# [Data for the task]
:::

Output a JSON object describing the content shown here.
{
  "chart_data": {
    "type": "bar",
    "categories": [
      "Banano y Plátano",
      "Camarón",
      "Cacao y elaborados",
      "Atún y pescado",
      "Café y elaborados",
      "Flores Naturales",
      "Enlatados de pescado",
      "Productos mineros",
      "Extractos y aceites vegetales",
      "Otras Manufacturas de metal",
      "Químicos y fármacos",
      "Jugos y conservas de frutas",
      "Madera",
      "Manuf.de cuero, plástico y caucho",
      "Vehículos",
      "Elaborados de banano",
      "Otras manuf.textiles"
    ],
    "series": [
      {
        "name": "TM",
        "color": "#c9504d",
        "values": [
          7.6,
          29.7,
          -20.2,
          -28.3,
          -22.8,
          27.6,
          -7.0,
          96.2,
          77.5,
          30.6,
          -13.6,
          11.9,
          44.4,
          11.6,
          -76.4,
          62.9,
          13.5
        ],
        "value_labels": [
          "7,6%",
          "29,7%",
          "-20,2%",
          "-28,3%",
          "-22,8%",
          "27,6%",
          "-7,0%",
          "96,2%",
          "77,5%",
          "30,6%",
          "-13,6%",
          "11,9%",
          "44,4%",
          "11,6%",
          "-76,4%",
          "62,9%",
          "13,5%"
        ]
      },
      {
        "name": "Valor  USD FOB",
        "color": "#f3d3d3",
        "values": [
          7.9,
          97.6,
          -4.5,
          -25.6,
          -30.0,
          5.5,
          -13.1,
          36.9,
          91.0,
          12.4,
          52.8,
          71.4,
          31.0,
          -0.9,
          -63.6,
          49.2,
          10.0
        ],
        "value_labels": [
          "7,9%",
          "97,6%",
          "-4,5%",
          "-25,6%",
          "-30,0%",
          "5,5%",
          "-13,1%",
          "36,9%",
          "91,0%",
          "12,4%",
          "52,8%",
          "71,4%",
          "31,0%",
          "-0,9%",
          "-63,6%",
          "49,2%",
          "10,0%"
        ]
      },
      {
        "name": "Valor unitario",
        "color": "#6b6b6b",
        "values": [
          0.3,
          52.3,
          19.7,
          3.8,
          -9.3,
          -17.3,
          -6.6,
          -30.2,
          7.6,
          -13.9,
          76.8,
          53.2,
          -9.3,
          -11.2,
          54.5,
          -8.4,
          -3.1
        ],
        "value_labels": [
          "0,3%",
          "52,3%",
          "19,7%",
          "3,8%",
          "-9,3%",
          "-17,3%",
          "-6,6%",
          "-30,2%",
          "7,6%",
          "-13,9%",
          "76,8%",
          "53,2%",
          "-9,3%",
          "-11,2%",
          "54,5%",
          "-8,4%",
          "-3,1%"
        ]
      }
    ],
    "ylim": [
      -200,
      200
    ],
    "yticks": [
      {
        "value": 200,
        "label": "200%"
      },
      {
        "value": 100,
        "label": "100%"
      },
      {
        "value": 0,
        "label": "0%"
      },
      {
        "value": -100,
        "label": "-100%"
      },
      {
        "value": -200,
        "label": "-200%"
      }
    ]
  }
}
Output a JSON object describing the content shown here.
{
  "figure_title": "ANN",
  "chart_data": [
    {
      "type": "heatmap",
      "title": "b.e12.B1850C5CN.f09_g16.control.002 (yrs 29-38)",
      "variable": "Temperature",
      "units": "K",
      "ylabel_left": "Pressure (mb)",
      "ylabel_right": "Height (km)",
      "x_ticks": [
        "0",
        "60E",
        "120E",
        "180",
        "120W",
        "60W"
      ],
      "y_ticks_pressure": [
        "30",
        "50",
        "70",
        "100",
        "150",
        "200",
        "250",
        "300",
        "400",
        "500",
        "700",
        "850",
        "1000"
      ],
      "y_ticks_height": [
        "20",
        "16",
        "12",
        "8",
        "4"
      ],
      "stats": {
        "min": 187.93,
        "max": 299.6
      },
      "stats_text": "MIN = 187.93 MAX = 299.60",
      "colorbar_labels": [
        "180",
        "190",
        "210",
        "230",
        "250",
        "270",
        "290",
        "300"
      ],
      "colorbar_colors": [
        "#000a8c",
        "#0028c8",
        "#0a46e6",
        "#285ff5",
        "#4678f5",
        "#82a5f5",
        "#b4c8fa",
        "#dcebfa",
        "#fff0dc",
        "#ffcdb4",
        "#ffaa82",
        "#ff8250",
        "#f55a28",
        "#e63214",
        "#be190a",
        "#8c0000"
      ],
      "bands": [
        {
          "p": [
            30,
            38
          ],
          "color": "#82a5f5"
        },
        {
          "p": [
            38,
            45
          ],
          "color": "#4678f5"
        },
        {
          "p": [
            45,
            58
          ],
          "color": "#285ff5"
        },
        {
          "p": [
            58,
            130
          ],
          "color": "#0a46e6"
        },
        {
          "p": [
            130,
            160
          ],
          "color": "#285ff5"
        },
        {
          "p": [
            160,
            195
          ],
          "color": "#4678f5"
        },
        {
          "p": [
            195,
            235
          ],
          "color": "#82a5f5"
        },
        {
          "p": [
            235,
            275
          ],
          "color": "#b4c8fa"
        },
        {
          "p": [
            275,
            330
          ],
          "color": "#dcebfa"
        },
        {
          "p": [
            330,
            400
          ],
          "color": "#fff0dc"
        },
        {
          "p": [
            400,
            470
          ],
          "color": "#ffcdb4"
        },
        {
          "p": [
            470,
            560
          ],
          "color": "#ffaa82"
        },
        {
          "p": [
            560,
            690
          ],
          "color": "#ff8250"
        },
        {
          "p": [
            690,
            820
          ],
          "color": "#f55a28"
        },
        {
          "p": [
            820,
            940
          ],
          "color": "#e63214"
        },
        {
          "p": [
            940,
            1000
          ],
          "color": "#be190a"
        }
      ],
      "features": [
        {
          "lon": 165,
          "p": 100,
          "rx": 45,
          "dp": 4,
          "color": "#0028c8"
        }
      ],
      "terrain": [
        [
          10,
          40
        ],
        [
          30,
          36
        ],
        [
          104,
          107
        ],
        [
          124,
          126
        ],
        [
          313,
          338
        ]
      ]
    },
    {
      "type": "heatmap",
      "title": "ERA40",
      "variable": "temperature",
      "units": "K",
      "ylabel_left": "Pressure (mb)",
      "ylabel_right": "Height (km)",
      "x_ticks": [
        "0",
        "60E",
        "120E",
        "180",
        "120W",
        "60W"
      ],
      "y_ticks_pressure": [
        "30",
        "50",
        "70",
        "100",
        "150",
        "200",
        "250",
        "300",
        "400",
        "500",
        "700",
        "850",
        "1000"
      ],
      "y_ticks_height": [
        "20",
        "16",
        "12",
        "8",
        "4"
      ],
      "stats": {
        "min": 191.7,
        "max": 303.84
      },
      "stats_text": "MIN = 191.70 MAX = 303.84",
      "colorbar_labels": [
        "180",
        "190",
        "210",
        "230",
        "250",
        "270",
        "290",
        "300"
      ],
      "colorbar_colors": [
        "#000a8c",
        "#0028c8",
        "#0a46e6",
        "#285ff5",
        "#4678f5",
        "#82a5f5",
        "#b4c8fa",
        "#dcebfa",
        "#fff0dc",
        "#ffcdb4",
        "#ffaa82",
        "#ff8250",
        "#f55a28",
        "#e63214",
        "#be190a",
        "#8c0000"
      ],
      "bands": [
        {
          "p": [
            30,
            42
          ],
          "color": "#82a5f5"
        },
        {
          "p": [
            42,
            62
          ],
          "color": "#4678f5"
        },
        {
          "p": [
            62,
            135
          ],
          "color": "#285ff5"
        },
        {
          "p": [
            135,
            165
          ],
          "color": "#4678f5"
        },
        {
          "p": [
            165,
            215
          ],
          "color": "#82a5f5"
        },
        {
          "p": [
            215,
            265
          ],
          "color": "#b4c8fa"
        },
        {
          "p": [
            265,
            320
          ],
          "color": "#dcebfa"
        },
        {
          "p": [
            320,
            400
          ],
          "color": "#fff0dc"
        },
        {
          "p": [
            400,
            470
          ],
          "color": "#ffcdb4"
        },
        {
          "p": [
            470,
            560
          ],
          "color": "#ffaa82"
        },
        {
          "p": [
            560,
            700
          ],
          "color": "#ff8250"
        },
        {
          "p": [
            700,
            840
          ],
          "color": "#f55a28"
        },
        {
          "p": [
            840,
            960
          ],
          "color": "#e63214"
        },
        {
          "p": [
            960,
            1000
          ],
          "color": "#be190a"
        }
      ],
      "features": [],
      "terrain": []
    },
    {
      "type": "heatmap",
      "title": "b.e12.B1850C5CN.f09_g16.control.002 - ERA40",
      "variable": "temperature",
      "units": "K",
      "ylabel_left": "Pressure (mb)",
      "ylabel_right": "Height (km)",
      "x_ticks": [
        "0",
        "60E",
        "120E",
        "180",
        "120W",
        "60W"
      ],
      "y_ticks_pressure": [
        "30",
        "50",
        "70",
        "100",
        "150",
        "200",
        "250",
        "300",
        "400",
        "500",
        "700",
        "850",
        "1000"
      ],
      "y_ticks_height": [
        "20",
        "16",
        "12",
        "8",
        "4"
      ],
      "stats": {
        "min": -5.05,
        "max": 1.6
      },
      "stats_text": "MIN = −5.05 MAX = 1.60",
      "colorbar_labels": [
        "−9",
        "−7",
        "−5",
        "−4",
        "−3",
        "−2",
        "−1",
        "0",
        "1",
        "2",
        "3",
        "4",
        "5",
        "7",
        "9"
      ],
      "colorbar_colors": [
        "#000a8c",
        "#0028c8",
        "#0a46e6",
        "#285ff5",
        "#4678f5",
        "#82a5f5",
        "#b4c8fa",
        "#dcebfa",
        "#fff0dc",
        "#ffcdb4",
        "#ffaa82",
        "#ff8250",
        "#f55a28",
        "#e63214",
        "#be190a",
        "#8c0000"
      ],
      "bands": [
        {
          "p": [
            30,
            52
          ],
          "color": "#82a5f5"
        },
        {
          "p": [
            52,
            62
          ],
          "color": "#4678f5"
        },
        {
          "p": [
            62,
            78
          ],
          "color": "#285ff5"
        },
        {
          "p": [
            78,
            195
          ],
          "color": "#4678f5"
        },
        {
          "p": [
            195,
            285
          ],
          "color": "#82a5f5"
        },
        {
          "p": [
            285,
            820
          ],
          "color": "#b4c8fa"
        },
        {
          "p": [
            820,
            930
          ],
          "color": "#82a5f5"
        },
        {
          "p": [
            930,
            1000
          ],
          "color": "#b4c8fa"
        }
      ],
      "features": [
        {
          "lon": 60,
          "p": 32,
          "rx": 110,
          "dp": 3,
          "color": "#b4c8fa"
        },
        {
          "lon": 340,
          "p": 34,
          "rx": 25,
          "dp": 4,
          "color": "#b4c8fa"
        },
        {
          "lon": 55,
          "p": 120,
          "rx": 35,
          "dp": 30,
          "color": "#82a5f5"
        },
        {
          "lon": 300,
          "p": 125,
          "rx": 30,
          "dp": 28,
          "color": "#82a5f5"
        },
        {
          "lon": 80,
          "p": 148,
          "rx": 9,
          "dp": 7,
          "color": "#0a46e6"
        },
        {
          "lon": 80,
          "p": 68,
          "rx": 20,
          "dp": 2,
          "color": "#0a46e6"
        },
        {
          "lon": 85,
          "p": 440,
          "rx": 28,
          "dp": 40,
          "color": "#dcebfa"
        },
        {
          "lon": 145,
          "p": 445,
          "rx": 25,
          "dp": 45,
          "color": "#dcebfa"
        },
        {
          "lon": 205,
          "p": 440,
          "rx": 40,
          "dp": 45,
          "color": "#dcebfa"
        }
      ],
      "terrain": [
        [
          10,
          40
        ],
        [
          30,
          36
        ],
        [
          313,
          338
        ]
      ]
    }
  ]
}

:::

# [Exercise goal]
The string "name" may appear in lines of the listing above; tally those lines and give the number only.

# [Written response]
3